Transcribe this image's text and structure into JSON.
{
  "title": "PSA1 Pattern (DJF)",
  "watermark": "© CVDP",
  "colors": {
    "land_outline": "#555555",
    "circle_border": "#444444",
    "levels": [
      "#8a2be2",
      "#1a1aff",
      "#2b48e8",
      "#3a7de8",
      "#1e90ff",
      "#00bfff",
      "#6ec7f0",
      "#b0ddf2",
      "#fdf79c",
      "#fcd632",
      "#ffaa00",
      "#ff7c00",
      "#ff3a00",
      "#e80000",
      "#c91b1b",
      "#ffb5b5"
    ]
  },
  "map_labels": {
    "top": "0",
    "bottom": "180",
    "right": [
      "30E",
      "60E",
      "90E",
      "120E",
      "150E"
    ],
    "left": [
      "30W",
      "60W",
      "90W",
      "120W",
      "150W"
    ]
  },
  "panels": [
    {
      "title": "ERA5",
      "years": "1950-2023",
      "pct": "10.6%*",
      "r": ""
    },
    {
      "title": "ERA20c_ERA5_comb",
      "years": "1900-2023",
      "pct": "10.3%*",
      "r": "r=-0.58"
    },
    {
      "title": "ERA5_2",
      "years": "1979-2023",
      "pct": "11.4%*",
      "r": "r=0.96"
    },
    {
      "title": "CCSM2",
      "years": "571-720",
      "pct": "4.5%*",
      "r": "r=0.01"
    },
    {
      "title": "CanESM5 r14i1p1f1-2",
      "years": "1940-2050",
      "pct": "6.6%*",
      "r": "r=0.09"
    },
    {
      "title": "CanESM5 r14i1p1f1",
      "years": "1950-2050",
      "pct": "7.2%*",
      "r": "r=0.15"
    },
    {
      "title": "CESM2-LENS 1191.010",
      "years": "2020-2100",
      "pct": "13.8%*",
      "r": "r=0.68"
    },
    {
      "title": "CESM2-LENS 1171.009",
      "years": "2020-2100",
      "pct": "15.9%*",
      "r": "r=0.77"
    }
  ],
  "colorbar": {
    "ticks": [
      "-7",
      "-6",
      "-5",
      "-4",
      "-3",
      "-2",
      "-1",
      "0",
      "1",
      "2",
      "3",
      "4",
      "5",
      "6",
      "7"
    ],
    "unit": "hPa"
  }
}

━━━━━━

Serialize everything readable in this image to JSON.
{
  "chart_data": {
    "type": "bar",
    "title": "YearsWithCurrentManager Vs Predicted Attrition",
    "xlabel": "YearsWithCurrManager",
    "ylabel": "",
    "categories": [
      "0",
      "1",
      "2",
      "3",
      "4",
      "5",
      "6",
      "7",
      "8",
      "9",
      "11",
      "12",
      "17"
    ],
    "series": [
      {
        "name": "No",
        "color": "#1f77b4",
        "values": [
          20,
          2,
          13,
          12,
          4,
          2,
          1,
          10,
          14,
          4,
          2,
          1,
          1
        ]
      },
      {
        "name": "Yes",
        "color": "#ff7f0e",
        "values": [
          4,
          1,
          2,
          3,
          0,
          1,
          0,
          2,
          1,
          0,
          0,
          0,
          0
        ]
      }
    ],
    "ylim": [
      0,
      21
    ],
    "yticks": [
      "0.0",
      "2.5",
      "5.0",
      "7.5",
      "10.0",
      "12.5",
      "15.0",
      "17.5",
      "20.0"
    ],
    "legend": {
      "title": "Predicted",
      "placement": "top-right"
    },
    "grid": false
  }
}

━━━━━━

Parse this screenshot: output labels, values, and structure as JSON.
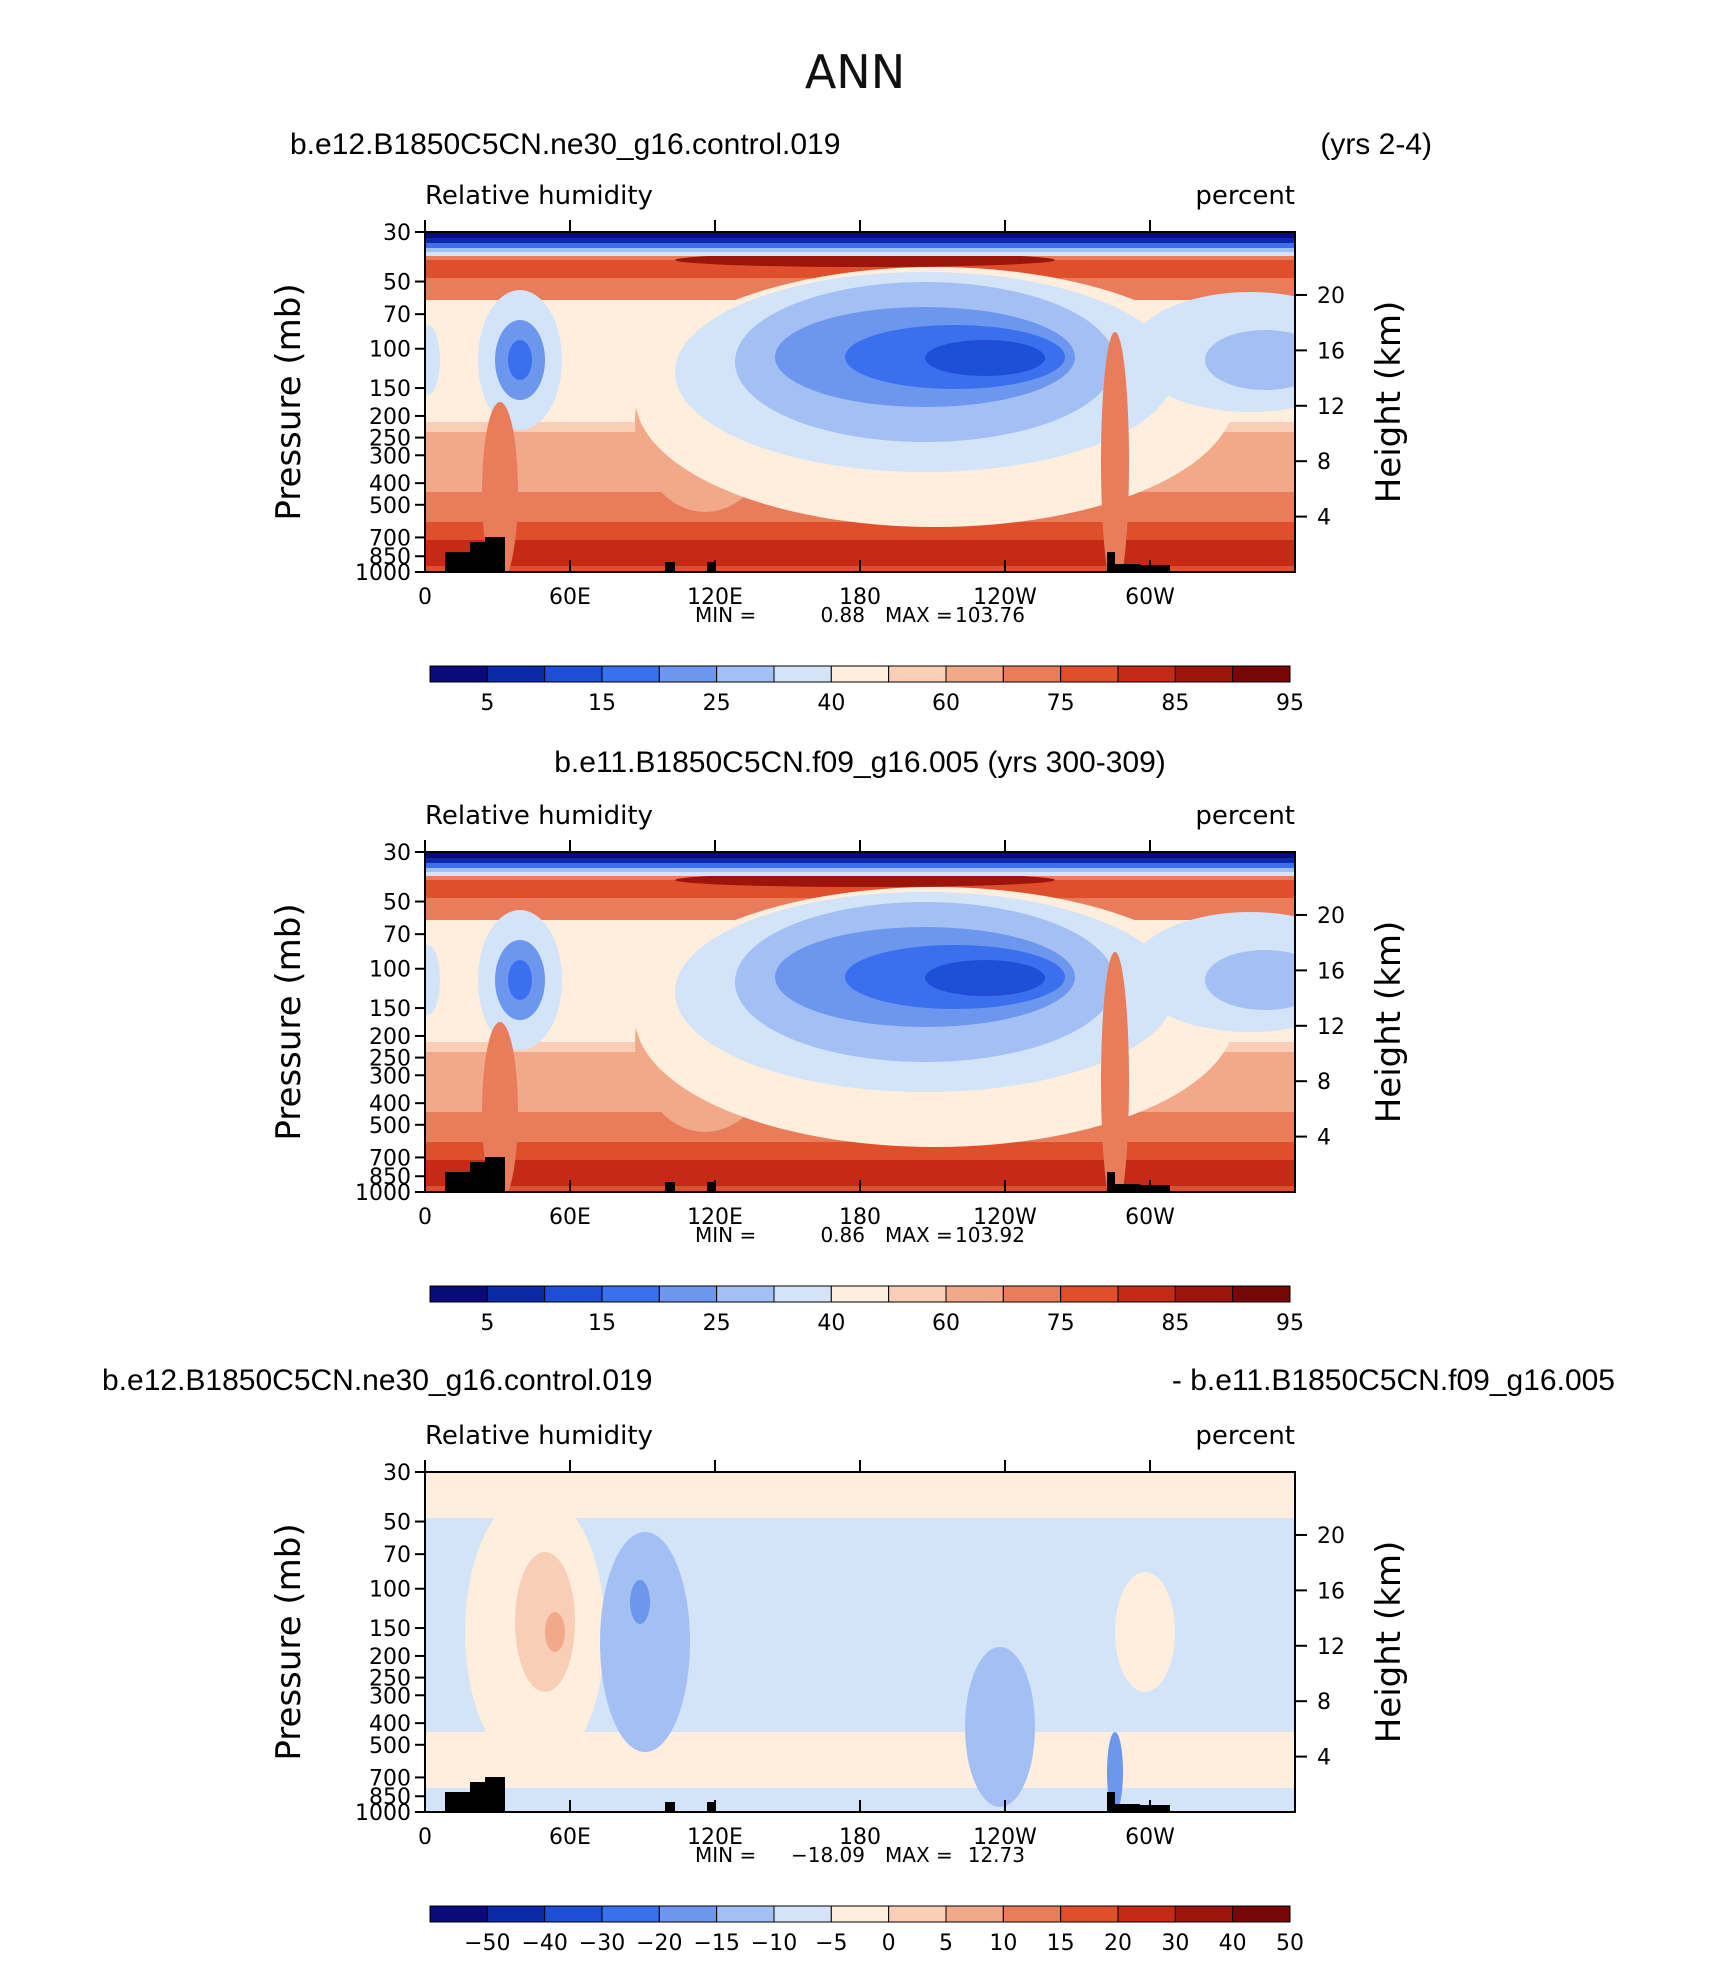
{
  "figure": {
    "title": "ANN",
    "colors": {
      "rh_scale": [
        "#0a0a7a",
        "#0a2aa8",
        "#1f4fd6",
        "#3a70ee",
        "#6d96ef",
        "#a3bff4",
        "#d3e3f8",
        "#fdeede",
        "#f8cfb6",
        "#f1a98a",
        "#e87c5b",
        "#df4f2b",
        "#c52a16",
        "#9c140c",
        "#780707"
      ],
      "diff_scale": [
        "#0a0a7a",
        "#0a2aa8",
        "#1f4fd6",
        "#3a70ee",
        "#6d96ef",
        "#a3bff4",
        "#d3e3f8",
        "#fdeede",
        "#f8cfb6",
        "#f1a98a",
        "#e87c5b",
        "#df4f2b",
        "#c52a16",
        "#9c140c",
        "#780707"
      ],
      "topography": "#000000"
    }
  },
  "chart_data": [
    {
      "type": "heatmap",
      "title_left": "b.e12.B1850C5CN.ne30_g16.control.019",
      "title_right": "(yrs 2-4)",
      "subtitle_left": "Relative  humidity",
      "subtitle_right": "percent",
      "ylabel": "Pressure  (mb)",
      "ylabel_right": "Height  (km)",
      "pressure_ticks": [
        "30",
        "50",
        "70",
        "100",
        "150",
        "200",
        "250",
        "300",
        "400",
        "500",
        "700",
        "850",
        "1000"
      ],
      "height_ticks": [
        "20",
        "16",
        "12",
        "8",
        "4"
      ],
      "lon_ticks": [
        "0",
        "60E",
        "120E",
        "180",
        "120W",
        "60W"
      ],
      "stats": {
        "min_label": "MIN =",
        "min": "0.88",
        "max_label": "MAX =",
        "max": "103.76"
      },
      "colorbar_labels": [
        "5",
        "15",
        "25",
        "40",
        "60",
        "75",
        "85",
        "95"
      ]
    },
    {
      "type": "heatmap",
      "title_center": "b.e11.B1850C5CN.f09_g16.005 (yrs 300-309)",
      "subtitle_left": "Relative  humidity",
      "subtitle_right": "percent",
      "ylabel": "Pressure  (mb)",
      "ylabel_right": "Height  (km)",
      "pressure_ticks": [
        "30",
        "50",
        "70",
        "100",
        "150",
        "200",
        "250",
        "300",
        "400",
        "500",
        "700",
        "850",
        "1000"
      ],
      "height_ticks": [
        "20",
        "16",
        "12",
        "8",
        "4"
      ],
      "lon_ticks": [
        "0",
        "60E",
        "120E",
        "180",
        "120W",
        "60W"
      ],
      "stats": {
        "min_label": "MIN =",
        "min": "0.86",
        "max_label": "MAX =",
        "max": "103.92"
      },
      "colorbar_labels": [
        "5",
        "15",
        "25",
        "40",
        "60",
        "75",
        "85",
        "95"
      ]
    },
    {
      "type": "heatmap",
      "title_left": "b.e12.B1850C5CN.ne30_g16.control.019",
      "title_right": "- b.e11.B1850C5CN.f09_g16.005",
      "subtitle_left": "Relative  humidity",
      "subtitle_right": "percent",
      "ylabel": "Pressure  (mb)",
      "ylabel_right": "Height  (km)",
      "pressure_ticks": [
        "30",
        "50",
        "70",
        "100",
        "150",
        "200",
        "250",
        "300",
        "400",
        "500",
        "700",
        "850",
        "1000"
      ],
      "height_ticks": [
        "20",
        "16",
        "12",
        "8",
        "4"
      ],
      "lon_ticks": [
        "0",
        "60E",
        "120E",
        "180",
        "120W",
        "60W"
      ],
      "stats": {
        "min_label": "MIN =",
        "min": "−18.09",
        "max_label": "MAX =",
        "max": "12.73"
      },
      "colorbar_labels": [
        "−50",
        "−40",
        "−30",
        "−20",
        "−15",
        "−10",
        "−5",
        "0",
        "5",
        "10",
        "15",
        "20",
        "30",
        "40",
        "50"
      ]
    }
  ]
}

━━━━━━

§ Stated goal
Check each line above for the word "this", and copy the lines where it appears.

§ In response
Transcribe this image's text and structure into JSON.
Serialize everything readable in this image to JSON.
Parse this screenshot: output labels, values, and structure as JSON.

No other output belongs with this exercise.